- _Given instruction_
Your task is to copy the material exactly.

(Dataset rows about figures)
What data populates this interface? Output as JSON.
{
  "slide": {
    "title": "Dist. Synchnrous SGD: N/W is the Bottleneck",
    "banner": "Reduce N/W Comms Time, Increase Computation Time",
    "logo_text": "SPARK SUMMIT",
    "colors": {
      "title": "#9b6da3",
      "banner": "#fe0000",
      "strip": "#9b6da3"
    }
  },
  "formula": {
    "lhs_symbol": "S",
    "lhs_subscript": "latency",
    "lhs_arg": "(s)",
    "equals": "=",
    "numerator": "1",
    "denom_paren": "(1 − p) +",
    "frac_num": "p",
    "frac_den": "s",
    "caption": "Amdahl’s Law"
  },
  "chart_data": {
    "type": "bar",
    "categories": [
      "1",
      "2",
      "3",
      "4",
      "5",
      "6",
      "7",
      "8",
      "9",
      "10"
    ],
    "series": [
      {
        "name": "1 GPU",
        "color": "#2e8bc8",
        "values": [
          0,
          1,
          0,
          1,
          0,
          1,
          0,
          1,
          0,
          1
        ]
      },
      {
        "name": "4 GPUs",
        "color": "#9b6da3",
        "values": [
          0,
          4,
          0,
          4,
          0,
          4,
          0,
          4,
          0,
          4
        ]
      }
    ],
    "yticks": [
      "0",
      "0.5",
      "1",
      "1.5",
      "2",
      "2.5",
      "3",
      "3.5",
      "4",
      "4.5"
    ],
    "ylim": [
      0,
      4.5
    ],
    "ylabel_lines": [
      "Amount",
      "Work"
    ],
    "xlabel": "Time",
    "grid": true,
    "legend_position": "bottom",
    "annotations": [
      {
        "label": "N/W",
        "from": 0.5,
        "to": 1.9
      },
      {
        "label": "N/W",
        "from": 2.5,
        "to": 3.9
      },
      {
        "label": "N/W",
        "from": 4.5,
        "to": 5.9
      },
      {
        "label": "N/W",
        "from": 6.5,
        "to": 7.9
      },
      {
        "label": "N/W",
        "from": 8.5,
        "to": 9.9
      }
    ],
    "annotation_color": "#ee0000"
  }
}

- _Written answer_
What data populates this interface? Output as JSON.
{
  "slide": {
    "title": "Dist. Synchnrous SGD: N/W is the Bottleneck",
    "banner": "Reduce N/W Comms Time, Increase Computation Time",
    "logo_text": "SPARK SUMMIT",
    "colors": {
      "title": "#9b6da3",
      "banner": "#fe0000",
      "strip": "#9b6da3"
    }
  },
  "formula": {
    "lhs_symbol": "S",
    "lhs_subscript": "latency",
    "lhs_arg": "(s)",
    "equals": "=",
    "numerator": "1",
    "denom_paren": "(1 − p) +",
    "frac_num": "p",
    "frac_den": "s",
    "caption": "Amdahl’s Law"
  },
  "chart_data": {
    "type": "bar",
    "categories": [
      "1",
      "2",
      "3",
      "4",
      "5",
      "6",
      "7",
      "8",
      "9",
      "10"
    ],
    "series": [
      {
        "name": "1 GPU",
        "color": "#2e8bc8",
        "values": [
          0,
          1,
          0,
          1,
          0,
          1,
          0,
          1,
          0,
          1
        ]
      },
      {
        "name": "4 GPUs",
        "color": "#9b6da3",
        "values": [
          0,
          4,
          0,
          4,
          0,
          4,
          0,
          4,
          0,
          4
        ]
      }
    ],
    "yticks": [
      "0",
      "0.5",
      "1",
      "1.5",
      "2",
      "2.5",
      "3",
      "3.5",
      "4",
      "4.5"
    ],
    "ylim": [
      0,
      4.5
    ],
    "ylabel_lines": [
      "Amount",
      "Work"
    ],
    "xlabel": "Time",
    "grid": true,
    "legend_position": "bottom",
    "annotations": [
      {
        "label": "N/W",
        "from": 0.5,
        "to": 1.9
      },
      {
        "label": "N/W",
        "from": 2.5,
        "to": 3.9
      },
      {
        "label": "N/W",
        "from": 4.5,
        "to": 5.9
      },
      {
        "label": "N/W",
        "from": 6.5,
        "to": 7.9
      },
      {
        "label": "N/W",
        "from": 8.5,
        "to": 9.9
      }
    ],
    "annotation_color": "#ee0000"
  }
}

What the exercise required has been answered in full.